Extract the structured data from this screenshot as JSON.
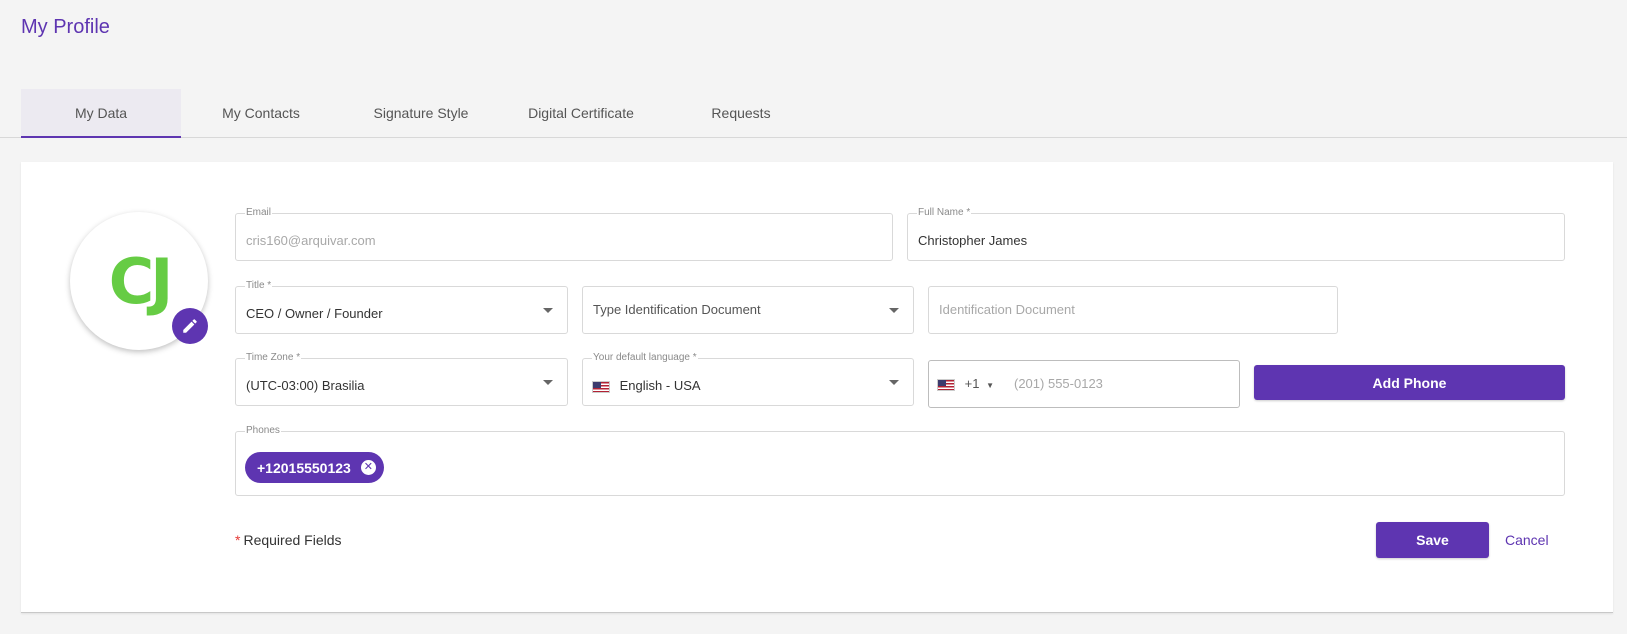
{
  "page": {
    "title": "My Profile"
  },
  "tabs": [
    {
      "label": "My Data",
      "active": true
    },
    {
      "label": "My Contacts"
    },
    {
      "label": "Signature Style"
    },
    {
      "label": "Digital Certificate"
    },
    {
      "label": "Requests"
    }
  ],
  "avatar": {
    "initials": "CJ",
    "edit_icon": "pencil-icon"
  },
  "form": {
    "email": {
      "label": "Email",
      "value": "cris160@arquivar.com"
    },
    "full_name": {
      "label": "Full Name *",
      "value": "Christopher James"
    },
    "title": {
      "label": "Title *",
      "value": "CEO / Owner / Founder"
    },
    "id_doc_type": {
      "placeholder": "Type Identification Document"
    },
    "id_doc": {
      "placeholder": "Identification Document"
    },
    "time_zone": {
      "label": "Time Zone *",
      "value": "(UTC-03:00) Brasilia"
    },
    "language": {
      "label": "Your default language *",
      "value": "English - USA",
      "flag": "us-flag-icon"
    },
    "phone": {
      "country_code": "+1",
      "placeholder": "(201) 555-0123",
      "flag": "us-flag-icon"
    },
    "add_phone_label": "Add Phone",
    "phones": {
      "label": "Phones",
      "items": [
        "+12015550123"
      ]
    },
    "required_text": "Required Fields",
    "required_mark": "*",
    "save_label": "Save",
    "cancel_label": "Cancel"
  },
  "colors": {
    "accent": "#5e35b1",
    "avatar_initials": "#66cc44",
    "required": "#e53935"
  }
}
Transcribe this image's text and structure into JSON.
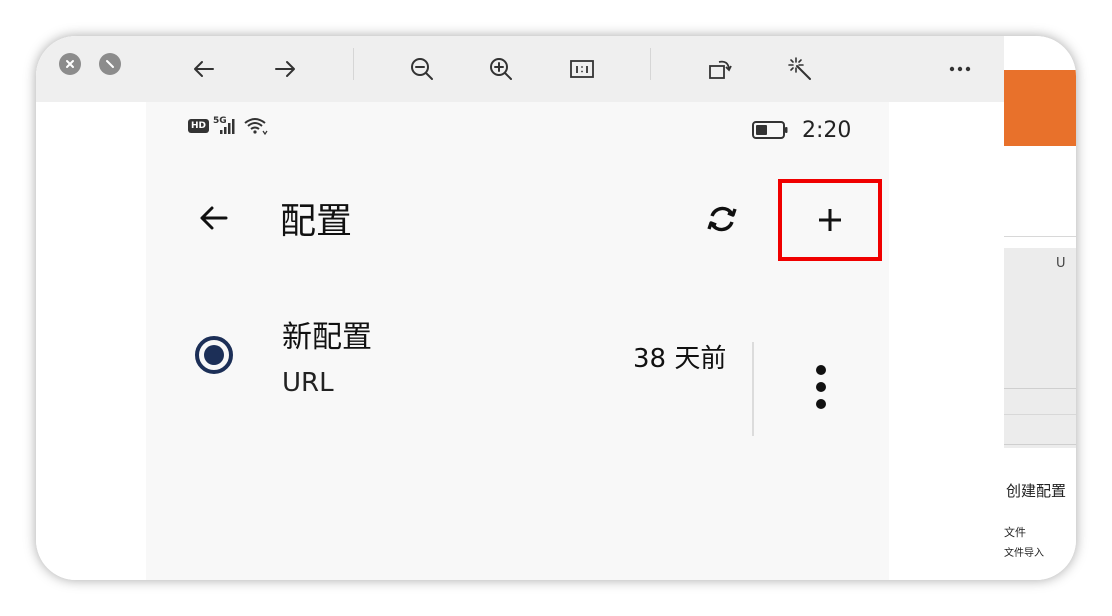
{
  "viewer_toolbar": {
    "close_label": "close",
    "minimize_label": "minimize",
    "items": [
      {
        "icon": "arrow-left-icon"
      },
      {
        "icon": "arrow-right-icon"
      },
      {
        "icon": "zoom-out-icon"
      },
      {
        "icon": "zoom-in-icon"
      },
      {
        "icon": "actual-size-icon"
      },
      {
        "icon": "rotate-icon"
      },
      {
        "icon": "magic-wand-icon"
      },
      {
        "icon": "more-horizontal-icon"
      }
    ]
  },
  "status_bar": {
    "hd": "HD",
    "network": "5G",
    "time": "2:20"
  },
  "app_bar": {
    "title": "配置"
  },
  "profile": {
    "name": "新配置",
    "type": "URL",
    "updated": "38 天前",
    "selected": true
  },
  "background_window": {
    "create_text": "创建配置",
    "file_text": "文件",
    "import_text": "文件导入",
    "ticks": "U"
  },
  "colors": {
    "accent": "#1c2f57",
    "highlight_border": "#f00000",
    "orange_bar": "#e8712b"
  }
}
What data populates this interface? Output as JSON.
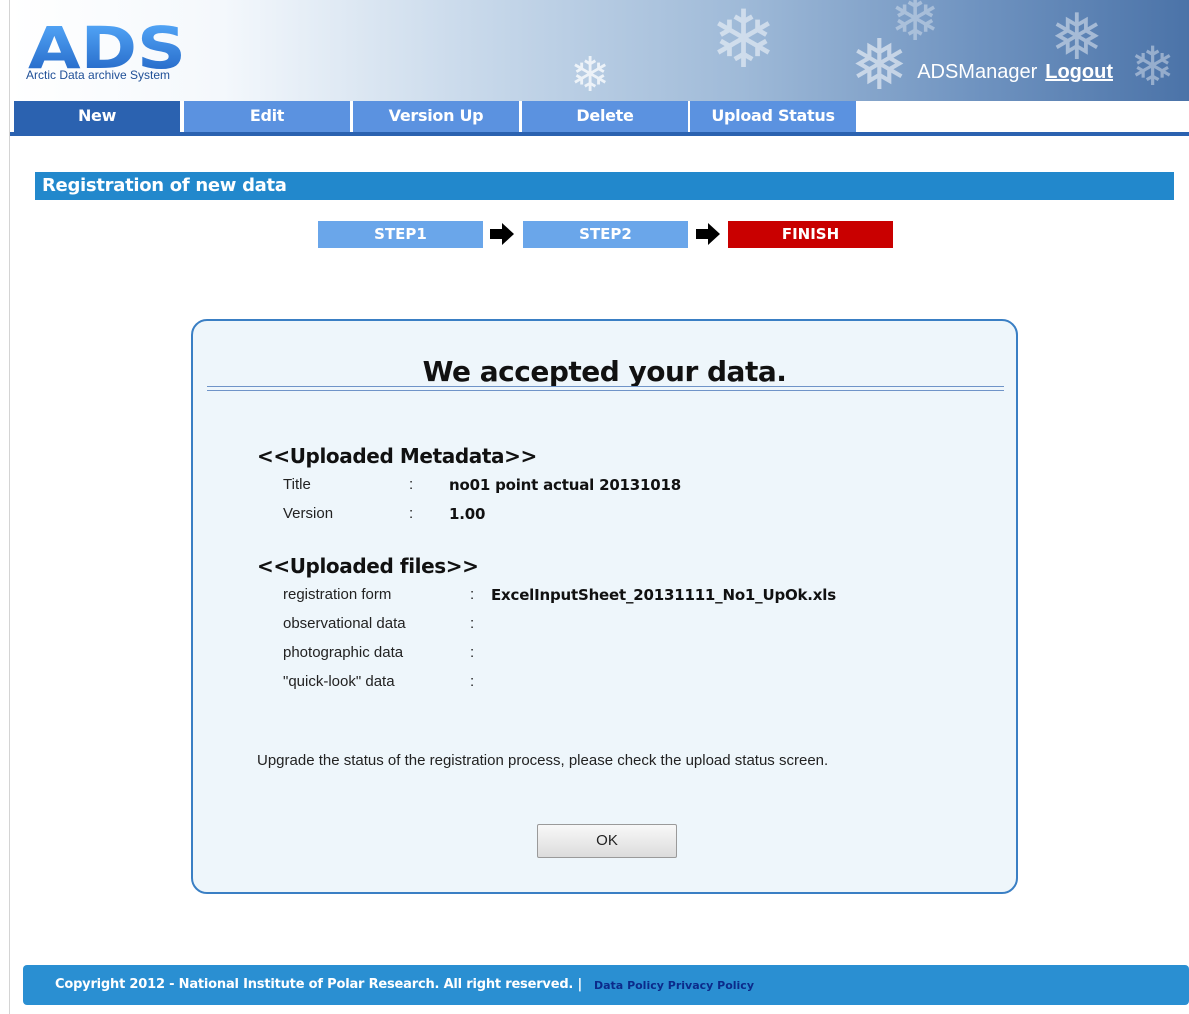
{
  "app": {
    "logo_text": "ADS",
    "logo_subtitle": "Arctic Data archive System",
    "username": "ADSManager",
    "logout_label": "Logout"
  },
  "tabs": [
    {
      "label": "New",
      "active": true
    },
    {
      "label": "Edit",
      "active": false
    },
    {
      "label": "Version Up",
      "active": false
    },
    {
      "label": "Delete",
      "active": false
    },
    {
      "label": "Upload Status",
      "active": false
    }
  ],
  "section": {
    "title": "Registration of new data"
  },
  "steps": [
    {
      "label": "STEP1",
      "color": "#6aa6ea"
    },
    {
      "label": "STEP2",
      "color": "#6aa6ea"
    },
    {
      "label": "FINISH",
      "color": "#c90000"
    }
  ],
  "panel": {
    "title": "We accepted your data.",
    "metadata_heading": "<<Uploaded Metadata>>",
    "metadata": [
      {
        "label": "Title",
        "value": "no01 point actual 20131018"
      },
      {
        "label": "Version",
        "value": "1.00"
      }
    ],
    "files_heading": "<<Uploaded files>>",
    "files": [
      {
        "label": "registration form",
        "value": "ExcelInputSheet_20131111_No1_UpOk.xls"
      },
      {
        "label": "observational data",
        "value": ""
      },
      {
        "label": "photographic data",
        "value": ""
      },
      {
        "label": "\"quick-look\" data",
        "value": ""
      }
    ],
    "separator": ":",
    "note": "Upgrade the status of the registration process, please check the upload status screen.",
    "ok_label": "OK"
  },
  "footer": {
    "copyright": "Copyright 2012 - National Institute of Polar Research. All right reserved. |",
    "links": [
      "Data Policy",
      "Privacy Policy"
    ]
  },
  "colors": {
    "accent": "#2288cc",
    "tab_active": "#2b62b0",
    "tab_inactive": "#5b92e0",
    "finish_red": "#c90000"
  }
}
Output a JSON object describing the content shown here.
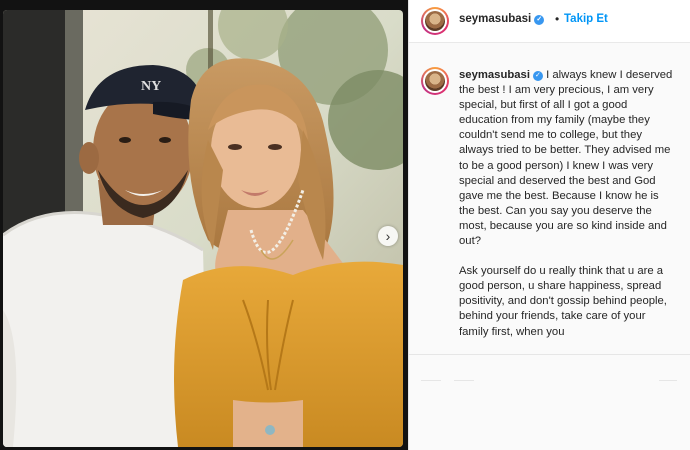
{
  "post": {
    "username": "seymasubasi",
    "follow_label": "Takip Et",
    "separator": "•",
    "verified_glyph": "✓",
    "caption_para1": "I always knew I deserved the best ! I am very precious, I am very special, but first of all I got a good education from my family (maybe they couldn't send me to college, but they always tried to be better. They advised me to be a good person) I knew I was very special and deserved the best and God gave me the best. Because I know he is the best. Can you say you deserve the most, because you are so kind inside and out?",
    "caption_para2": "Ask yourself do u really think that u are a good person, u share happiness, spread positivity, and don't gossip behind people, behind your friends, take care of your family first, when you"
  },
  "carousel": {
    "next_glyph": "›"
  },
  "icons": {
    "verified": "verified-badge-icon",
    "next": "chevron-right-icon"
  },
  "colors": {
    "link_blue": "#0095f6",
    "verified_blue": "#3897f0",
    "text": "#262626"
  }
}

◆ ◆ ◆ ◆ ◆

WHAT THE TASK ASKS
Scan the lines above for "username", then copy every one that has it.

COMPLETE OUTPUT
    "username": "ADSManager",
    "username": "seymasubasi",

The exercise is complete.